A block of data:
##########

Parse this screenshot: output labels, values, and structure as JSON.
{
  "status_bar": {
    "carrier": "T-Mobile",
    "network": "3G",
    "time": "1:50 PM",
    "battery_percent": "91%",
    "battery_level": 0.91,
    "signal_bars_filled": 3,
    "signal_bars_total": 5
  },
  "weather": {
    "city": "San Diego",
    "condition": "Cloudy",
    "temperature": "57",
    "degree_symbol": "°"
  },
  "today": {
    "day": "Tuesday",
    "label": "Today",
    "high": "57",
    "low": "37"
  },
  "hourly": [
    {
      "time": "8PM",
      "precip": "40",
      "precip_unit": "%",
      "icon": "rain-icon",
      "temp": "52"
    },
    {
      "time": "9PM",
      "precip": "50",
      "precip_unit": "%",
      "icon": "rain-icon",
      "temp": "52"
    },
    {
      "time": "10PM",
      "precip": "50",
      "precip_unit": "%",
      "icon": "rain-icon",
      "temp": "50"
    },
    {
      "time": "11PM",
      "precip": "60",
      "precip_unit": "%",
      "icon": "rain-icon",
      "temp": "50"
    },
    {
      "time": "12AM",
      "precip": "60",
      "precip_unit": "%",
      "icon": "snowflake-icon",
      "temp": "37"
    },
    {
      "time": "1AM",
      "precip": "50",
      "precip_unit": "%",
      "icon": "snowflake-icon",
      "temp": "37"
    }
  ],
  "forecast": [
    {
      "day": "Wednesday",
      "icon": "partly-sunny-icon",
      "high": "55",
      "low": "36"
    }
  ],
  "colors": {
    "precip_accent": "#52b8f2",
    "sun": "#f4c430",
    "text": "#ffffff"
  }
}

##########

● **Work to do**
Your task is to extract all of the records exactly.

● **Solution to the problem**
Parse this screenshot: output labels, values, and structure as JSON.
{
  "status_bar": {
    "carrier": "T-Mobile",
    "network": "3G",
    "time": "1:50 PM",
    "battery_percent": "91%",
    "battery_level": 0.91,
    "signal_bars_filled": 3,
    "signal_bars_total": 5
  },
  "weather": {
    "city": "San Diego",
    "condition": "Cloudy",
    "temperature": "57",
    "degree_symbol": "°"
  },
  "today": {
    "day": "Tuesday",
    "label": "Today",
    "high": "57",
    "low": "37"
  },
  "hourly": [
    {
      "time": "8PM",
      "precip": "40",
      "precip_unit": "%",
      "icon": "rain-icon",
      "temp": "52"
    },
    {
      "time": "9PM",
      "precip": "50",
      "precip_unit": "%",
      "icon": "rain-icon",
      "temp": "52"
    },
    {
      "time": "10PM",
      "precip": "50",
      "precip_unit": "%",
      "icon": "rain-icon",
      "temp": "50"
    },
    {
      "time": "11PM",
      "precip": "60",
      "precip_unit": "%",
      "icon": "rain-icon",
      "temp": "50"
    },
    {
      "time": "12AM",
      "precip": "60",
      "precip_unit": "%",
      "icon": "snowflake-icon",
      "temp": "37"
    },
    {
      "time": "1AM",
      "precip": "50",
      "precip_unit": "%",
      "icon": "snowflake-icon",
      "temp": "37"
    }
  ],
  "forecast": [
    {
      "day": "Wednesday",
      "icon": "partly-sunny-icon",
      "high": "55",
      "low": "36"
    }
  ],
  "colors": {
    "precip_accent": "#52b8f2",
    "sun": "#f4c430",
    "text": "#ffffff"
  }
}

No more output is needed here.